» Written instruction
Only the number is needed: how many lines of the records include "cette"?

» Data for this task
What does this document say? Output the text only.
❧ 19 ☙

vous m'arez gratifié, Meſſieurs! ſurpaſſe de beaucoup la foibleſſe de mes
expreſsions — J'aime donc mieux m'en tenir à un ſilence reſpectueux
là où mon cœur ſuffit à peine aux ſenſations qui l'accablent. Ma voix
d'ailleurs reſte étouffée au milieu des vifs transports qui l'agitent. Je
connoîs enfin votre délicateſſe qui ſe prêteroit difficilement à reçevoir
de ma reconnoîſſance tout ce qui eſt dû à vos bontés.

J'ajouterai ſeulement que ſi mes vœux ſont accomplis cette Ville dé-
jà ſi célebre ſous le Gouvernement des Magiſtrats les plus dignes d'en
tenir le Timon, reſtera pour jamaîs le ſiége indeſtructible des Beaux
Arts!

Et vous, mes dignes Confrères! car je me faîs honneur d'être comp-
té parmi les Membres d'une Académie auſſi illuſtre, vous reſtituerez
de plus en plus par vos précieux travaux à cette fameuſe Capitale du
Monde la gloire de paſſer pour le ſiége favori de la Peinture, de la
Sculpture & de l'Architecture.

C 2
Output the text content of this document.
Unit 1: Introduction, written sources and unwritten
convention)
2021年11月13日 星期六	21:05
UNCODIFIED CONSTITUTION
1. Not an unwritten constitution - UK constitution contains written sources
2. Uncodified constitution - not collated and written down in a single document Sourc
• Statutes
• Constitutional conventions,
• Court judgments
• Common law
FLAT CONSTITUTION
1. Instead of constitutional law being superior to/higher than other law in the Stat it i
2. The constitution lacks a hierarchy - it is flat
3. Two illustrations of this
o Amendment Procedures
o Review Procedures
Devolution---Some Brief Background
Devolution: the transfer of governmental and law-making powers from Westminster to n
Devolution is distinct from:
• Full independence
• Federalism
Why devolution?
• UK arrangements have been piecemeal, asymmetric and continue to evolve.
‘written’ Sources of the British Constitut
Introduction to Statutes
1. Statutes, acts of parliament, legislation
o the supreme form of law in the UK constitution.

» Output
2